**Exercise goal:** Can you rewrite these lines with "foil shield" changed to "foil wrap" wherever it occurs, leaving everything else untouched?

╭─ Input data

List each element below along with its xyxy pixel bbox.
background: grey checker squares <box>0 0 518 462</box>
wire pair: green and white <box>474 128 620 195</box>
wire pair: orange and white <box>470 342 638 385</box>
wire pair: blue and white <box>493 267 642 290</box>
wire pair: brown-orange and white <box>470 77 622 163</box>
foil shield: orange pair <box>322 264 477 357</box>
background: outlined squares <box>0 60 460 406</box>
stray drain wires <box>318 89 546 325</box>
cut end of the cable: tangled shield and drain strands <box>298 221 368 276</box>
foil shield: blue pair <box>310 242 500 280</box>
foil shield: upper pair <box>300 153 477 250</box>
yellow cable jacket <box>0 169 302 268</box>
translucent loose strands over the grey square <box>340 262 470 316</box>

╰─

**Correct output:**
List each element below along with its xyxy pixel bbox.
background: grey checker squares <box>0 0 518 462</box>
wire pair: green and white <box>474 128 620 195</box>
wire pair: orange and white <box>470 342 638 385</box>
wire pair: blue and white <box>493 267 642 290</box>
wire pair: brown-orange and white <box>470 77 622 163</box>
foil wrap: orange pair <box>322 264 477 357</box>
background: outlined squares <box>0 60 460 406</box>
stray drain wires <box>318 89 546 325</box>
cut end of the cable: tangled shield and drain strands <box>298 221 368 276</box>
foil wrap: blue pair <box>310 242 500 280</box>
foil wrap: upper pair <box>300 153 477 250</box>
yellow cable jacket <box>0 169 302 268</box>
translucent loose strands over the grey square <box>340 262 470 316</box>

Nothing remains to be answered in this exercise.